* Begin Data supplied *
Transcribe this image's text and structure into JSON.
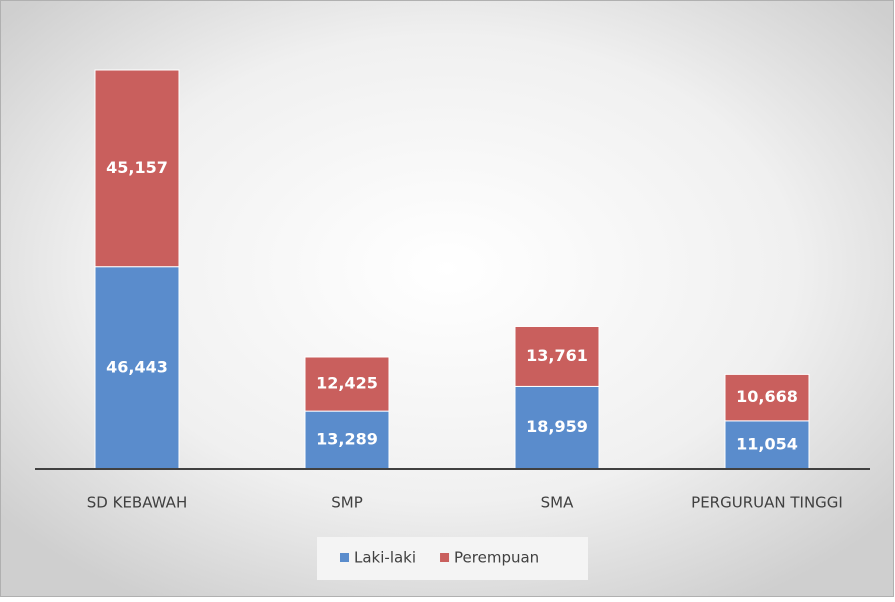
{
  "chart_data": {
    "type": "stacked_bar",
    "categories": [
      "SD KEBAWAH",
      "SMP",
      "SMA",
      "PERGURUAN TINGGI"
    ],
    "series": [
      {
        "name": "Laki-laki",
        "color": "#5a8ccc",
        "values": [
          46443,
          13289,
          18959,
          11054
        ],
        "value_labels": [
          "46,443",
          "13,289",
          "18,959",
          "11,054"
        ]
      },
      {
        "name": "Perempuan",
        "color": "#c95f5d",
        "values": [
          45157,
          12425,
          13761,
          10668
        ],
        "value_labels": [
          "45,157",
          "12,425",
          "13,761",
          "10,668"
        ]
      }
    ],
    "legend": "bottom"
  }
}
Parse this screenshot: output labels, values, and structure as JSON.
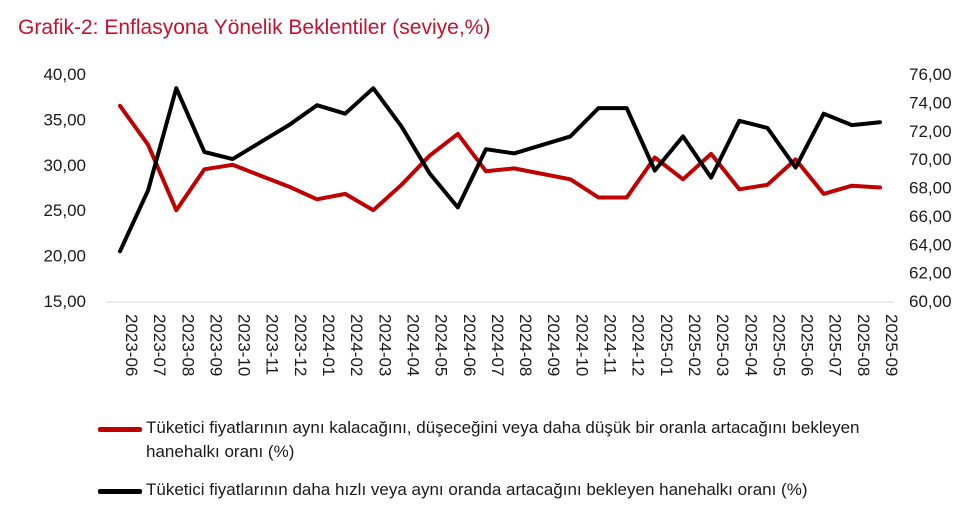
* End Data supplied *
- Problem statement
Copy the material exactly. Do not include the pictures.

- Solution to this exercise
Transcribe this image's text and structure into JSON.
{
  "chart_data": {
    "type": "stacked_bar",
    "categories": [
      "SD KEBAWAH",
      "SMP",
      "SMA",
      "PERGURUAN TINGGI"
    ],
    "series": [
      {
        "name": "Laki-laki",
        "color": "#5a8ccc",
        "values": [
          46443,
          13289,
          18959,
          11054
        ],
        "value_labels": [
          "46,443",
          "13,289",
          "18,959",
          "11,054"
        ]
      },
      {
        "name": "Perempuan",
        "color": "#c95f5d",
        "values": [
          45157,
          12425,
          13761,
          10668
        ],
        "value_labels": [
          "45,157",
          "12,425",
          "13,761",
          "10,668"
        ]
      }
    ],
    "legend": "bottom"
  }
}
Parse this screenshot: output labels, values, and structure as JSON.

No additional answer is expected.